── Data records ──
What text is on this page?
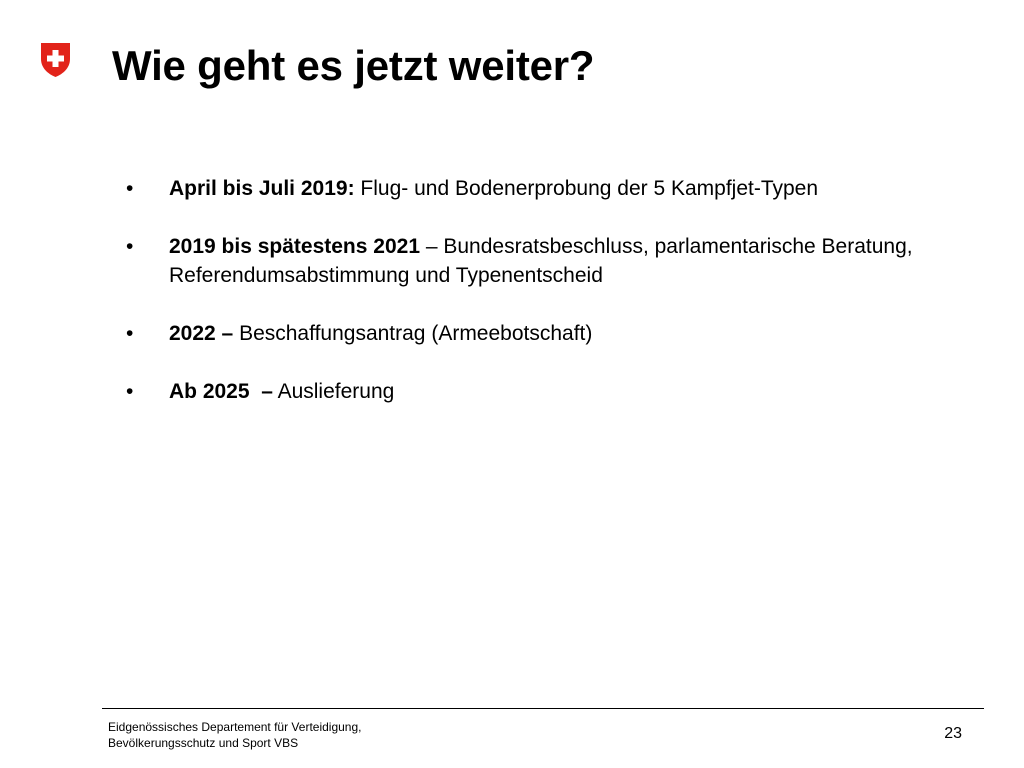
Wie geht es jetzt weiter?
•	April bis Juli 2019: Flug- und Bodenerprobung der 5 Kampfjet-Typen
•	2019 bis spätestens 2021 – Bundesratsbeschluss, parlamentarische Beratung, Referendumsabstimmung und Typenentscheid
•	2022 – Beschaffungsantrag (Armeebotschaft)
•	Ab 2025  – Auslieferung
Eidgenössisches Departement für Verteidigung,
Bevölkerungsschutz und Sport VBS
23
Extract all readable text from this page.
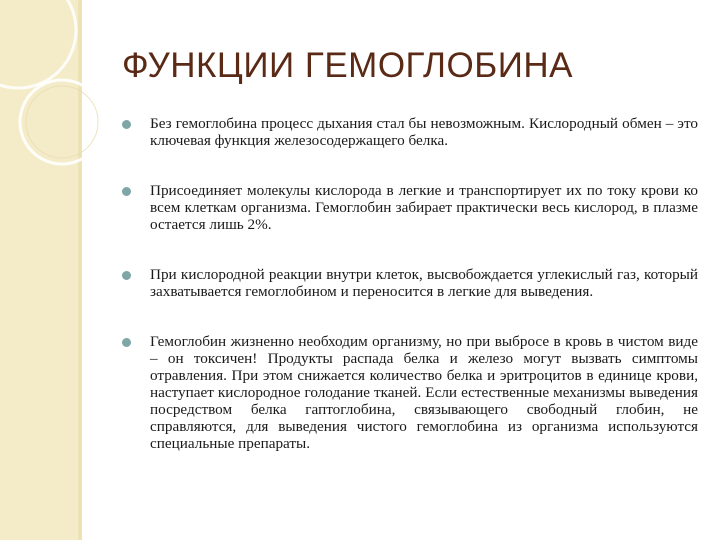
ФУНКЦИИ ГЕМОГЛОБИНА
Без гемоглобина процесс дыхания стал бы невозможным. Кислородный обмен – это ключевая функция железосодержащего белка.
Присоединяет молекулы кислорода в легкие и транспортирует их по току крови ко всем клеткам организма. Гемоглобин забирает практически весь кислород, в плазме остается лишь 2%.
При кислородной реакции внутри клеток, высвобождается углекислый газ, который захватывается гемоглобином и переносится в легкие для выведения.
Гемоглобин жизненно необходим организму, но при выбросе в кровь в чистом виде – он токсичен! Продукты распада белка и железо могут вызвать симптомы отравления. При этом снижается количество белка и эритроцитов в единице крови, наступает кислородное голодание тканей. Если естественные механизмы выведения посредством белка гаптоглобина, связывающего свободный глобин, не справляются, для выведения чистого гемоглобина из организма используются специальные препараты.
───
* **What the exercise asks**: Go through the records above and copy every line with the word "выведения".

* **Task solution**:
При кислородной реакции внутри клеток, высвобождается углекислый газ, который захватывается гемоглобином и переносится в легкие для выведения.
Гемоглобин жизненно необходим организму, но при выбросе в кровь в чистом виде – он токсичен! Продукты распада белка и железо могут вызвать симптомы отравления. При этом снижается количество белка и эритроцитов в единице крови, наступает кислородное голодание тканей. Если естественные механизмы выведения посредством белка гаптоглобина, связывающего свободный глобин, не справляются, для выведения чистого гемоглобина из организма используются специальные препараты.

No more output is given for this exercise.